(Dataset listings of figures)
====================

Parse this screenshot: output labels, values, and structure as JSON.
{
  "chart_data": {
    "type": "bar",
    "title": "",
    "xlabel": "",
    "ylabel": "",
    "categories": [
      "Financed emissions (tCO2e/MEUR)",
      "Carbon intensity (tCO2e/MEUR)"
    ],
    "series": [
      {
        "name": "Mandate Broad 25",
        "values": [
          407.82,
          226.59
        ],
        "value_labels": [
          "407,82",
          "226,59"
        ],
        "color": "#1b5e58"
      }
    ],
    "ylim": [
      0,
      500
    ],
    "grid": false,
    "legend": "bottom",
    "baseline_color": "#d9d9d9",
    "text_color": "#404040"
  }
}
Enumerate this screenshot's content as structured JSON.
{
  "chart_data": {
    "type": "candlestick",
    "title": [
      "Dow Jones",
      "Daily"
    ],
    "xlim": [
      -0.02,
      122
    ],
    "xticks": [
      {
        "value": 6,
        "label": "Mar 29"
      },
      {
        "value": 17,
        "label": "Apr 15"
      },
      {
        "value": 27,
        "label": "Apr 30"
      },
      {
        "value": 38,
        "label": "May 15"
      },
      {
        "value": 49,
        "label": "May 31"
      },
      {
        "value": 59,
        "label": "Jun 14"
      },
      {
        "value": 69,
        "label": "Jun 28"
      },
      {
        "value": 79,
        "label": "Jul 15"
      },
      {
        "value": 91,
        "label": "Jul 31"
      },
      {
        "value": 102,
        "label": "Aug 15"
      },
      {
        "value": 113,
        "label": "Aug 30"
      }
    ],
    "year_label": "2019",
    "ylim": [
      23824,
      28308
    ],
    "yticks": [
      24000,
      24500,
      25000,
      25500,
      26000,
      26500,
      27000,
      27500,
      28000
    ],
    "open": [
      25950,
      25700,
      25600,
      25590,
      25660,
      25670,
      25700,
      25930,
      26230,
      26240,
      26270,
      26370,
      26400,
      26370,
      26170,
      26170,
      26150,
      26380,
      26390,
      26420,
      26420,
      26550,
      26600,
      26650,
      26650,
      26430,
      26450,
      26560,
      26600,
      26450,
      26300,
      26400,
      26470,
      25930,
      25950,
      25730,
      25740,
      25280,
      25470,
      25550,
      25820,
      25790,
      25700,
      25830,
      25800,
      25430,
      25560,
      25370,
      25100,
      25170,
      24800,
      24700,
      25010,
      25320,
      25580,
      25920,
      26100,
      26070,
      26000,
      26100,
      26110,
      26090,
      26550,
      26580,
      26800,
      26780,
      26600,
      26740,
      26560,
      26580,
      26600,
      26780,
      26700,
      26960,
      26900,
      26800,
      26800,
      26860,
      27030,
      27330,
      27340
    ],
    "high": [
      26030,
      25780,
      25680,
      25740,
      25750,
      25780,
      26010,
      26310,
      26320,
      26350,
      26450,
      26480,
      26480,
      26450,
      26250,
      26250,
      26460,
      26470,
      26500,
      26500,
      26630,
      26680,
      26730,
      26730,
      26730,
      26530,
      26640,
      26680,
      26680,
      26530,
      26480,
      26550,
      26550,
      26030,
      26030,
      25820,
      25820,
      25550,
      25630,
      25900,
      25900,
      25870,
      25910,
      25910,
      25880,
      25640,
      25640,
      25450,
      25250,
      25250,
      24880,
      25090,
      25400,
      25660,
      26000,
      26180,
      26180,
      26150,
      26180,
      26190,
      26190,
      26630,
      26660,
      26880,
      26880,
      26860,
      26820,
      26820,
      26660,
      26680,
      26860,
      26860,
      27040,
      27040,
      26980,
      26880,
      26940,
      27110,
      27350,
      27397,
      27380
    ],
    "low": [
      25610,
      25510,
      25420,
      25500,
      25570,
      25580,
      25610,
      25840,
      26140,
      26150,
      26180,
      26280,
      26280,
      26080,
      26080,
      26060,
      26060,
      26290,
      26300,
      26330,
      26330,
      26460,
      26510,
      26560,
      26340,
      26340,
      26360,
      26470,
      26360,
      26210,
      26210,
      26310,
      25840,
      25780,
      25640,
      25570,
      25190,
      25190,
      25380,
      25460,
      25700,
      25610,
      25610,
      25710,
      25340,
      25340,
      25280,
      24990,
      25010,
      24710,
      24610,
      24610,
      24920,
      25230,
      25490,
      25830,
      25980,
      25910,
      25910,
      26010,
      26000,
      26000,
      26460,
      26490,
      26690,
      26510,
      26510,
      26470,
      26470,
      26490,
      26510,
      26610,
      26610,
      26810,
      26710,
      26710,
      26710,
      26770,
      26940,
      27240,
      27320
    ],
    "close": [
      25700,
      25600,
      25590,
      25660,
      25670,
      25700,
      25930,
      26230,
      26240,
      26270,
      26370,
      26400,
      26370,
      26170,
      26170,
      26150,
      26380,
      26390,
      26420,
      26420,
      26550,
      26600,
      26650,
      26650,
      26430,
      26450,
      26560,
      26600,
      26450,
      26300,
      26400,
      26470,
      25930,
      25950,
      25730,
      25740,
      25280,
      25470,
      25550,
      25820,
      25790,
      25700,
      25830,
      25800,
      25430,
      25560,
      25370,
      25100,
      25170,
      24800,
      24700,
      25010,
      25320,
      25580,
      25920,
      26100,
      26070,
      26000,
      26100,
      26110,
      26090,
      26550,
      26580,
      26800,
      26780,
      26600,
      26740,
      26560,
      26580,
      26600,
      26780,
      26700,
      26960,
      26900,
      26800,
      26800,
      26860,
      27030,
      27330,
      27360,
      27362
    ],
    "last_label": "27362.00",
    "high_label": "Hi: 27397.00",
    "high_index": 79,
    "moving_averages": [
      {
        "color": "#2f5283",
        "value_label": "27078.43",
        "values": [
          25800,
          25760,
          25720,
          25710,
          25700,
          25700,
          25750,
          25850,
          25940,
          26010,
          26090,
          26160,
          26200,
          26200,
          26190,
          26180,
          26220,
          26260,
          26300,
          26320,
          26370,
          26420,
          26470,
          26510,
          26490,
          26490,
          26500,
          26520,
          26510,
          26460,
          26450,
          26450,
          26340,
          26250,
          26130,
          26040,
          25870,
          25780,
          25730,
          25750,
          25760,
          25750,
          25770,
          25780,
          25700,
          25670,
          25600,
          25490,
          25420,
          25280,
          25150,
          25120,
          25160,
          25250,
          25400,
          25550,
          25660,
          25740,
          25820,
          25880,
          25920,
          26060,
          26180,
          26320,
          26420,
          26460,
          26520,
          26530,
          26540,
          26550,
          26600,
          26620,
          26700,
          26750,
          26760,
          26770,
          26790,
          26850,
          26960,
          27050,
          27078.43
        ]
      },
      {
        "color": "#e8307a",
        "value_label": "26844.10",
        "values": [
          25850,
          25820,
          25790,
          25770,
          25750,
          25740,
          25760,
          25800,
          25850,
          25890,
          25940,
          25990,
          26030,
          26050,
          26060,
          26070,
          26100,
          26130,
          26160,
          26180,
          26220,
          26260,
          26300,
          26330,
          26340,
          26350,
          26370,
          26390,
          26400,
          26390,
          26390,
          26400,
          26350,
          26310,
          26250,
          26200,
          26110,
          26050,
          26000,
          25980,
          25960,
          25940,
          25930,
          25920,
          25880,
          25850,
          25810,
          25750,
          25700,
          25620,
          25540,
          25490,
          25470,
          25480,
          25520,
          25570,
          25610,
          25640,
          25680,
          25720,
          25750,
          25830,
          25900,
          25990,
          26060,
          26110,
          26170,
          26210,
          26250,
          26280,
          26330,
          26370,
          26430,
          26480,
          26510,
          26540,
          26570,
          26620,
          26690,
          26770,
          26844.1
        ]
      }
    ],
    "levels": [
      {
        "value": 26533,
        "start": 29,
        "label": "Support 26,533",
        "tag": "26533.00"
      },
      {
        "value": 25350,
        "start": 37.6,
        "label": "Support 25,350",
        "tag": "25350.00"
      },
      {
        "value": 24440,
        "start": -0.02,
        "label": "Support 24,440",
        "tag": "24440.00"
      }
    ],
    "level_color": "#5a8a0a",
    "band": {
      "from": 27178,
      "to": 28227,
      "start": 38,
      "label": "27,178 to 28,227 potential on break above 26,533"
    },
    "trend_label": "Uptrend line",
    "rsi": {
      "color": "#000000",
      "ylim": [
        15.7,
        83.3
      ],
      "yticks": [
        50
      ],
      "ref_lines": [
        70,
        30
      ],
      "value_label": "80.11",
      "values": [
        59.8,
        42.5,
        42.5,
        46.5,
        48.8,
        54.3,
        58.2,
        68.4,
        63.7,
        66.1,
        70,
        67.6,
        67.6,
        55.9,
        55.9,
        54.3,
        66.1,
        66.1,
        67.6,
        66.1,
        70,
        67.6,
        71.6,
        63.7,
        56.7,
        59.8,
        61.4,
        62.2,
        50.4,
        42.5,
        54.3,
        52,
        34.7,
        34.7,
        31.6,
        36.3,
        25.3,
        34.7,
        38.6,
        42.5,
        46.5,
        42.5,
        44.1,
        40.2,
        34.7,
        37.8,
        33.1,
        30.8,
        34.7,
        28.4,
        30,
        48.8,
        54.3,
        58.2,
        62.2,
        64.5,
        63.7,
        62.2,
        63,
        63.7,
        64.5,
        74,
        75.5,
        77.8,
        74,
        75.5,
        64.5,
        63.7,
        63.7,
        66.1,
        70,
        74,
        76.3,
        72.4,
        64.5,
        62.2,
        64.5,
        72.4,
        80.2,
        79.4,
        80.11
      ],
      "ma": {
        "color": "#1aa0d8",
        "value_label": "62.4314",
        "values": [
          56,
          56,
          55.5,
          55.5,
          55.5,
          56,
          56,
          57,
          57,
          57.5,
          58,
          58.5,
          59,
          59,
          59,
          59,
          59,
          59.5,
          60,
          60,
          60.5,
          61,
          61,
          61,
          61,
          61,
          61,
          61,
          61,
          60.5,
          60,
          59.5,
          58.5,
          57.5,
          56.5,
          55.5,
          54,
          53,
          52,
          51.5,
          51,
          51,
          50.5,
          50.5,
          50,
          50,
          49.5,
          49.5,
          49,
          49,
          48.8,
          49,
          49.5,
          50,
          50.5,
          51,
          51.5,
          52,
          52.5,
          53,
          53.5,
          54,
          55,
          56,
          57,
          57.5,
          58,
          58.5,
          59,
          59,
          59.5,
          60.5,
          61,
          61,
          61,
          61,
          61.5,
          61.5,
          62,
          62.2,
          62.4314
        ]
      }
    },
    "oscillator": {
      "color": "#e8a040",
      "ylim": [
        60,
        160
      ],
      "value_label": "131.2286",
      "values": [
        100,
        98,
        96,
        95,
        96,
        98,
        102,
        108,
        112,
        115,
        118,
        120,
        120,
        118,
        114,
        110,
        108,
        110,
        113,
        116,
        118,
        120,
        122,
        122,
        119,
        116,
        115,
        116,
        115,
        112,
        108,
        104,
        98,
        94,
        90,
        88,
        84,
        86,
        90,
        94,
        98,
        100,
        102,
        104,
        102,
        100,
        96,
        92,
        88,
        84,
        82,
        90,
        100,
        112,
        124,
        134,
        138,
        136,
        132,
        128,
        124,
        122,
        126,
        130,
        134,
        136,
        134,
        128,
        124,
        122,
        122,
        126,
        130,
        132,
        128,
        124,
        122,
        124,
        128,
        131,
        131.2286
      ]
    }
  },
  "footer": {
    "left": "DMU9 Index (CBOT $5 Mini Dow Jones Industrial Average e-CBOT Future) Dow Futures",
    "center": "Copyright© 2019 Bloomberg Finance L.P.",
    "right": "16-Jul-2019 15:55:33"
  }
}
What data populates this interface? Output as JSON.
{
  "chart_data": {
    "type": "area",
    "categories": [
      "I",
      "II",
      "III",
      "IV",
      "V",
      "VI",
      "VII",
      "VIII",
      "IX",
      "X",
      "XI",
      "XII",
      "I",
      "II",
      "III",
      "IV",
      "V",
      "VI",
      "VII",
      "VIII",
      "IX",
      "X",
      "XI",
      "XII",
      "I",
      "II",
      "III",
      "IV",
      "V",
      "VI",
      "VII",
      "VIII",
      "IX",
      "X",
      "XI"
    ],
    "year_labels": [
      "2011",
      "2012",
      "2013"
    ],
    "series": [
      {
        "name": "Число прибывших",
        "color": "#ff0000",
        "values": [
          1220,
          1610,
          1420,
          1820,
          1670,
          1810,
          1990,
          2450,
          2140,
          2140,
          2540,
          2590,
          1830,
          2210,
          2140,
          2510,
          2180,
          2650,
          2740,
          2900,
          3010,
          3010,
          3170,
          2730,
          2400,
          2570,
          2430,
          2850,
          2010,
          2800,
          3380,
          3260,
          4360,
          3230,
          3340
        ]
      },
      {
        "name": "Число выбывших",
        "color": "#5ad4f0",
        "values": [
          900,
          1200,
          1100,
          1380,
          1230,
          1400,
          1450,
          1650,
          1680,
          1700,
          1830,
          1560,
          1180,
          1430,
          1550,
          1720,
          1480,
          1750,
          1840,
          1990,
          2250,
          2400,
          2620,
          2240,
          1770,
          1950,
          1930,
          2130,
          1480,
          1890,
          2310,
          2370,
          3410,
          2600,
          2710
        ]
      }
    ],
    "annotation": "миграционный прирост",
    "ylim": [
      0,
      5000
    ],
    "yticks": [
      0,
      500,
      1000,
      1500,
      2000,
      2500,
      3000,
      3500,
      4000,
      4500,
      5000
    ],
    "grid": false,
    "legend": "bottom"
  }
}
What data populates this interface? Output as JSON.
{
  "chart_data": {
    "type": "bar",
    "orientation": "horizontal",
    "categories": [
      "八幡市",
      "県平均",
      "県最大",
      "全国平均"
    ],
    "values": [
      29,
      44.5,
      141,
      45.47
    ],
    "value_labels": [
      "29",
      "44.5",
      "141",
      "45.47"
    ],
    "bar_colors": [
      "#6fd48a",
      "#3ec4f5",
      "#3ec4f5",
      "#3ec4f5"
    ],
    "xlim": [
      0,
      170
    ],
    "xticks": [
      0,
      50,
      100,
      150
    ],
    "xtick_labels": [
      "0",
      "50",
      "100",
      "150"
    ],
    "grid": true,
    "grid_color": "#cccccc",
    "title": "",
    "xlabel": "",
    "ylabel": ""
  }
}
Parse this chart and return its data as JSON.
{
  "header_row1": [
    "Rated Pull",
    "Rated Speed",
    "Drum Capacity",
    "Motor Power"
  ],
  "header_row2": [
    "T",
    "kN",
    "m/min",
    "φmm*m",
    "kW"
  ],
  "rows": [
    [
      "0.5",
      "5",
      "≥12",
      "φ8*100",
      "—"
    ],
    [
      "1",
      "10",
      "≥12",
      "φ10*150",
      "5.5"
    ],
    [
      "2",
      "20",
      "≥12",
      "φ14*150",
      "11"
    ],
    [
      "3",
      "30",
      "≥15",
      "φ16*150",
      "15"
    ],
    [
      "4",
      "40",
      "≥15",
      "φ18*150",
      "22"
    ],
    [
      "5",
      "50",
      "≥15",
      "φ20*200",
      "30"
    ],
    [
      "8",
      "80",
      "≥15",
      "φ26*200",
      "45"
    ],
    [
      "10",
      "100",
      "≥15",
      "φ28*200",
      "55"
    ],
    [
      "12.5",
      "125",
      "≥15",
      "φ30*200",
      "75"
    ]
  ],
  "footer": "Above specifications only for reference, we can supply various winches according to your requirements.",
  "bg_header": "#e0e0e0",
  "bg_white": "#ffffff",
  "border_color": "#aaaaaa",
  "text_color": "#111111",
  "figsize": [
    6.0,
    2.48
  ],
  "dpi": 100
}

====================

Exercise description » Search the preceding listing for the word "type" and pull out every line that holds it.

The reply »
    "type": "bar",
    "type": "candlestick",
    "type": "area",
    "type": "bar",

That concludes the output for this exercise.